* start *
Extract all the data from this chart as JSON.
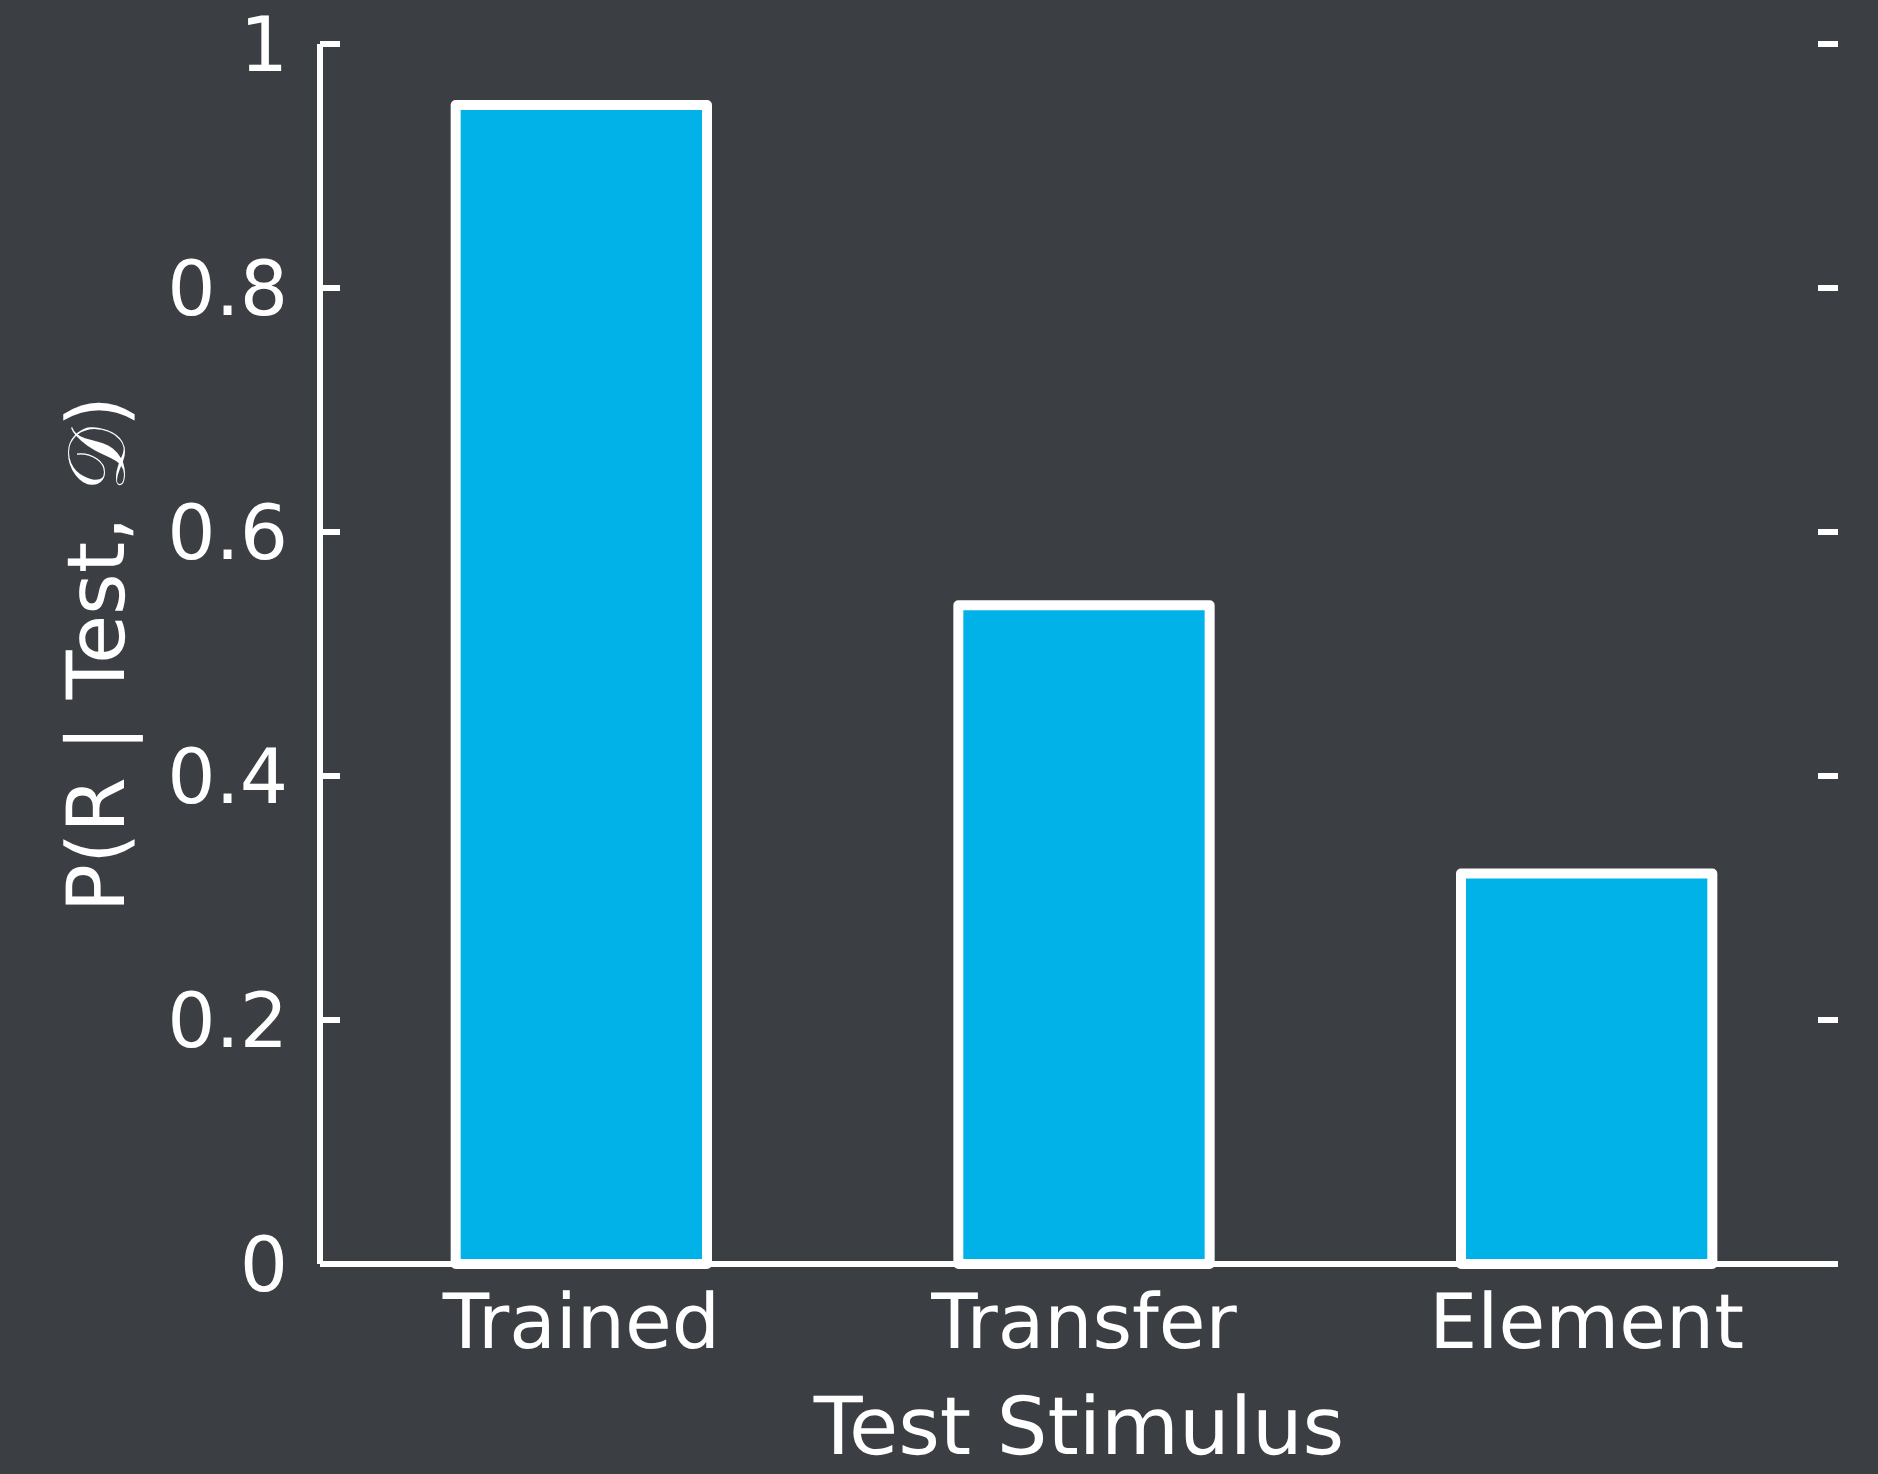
{
  "chart_data": {
    "type": "bar",
    "xlabel": "Test Stimulus",
    "ylabel": "P(R | Test, 𝒟)",
    "categories": [
      "Trained",
      "Transfer",
      "Element"
    ],
    "values": [
      0.95,
      0.54,
      0.32
    ],
    "color": "#00b2e8",
    "ylim": [
      0,
      1
    ],
    "yticks": [
      0,
      0.2,
      0.4,
      0.6,
      0.8,
      1
    ],
    "grid": false
  }
}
* end *
List all lines from the entries that include the word "Test".

    "xlabel": "Test Stimulus",
    "ylabel": "P(R | Test, 𝒟)",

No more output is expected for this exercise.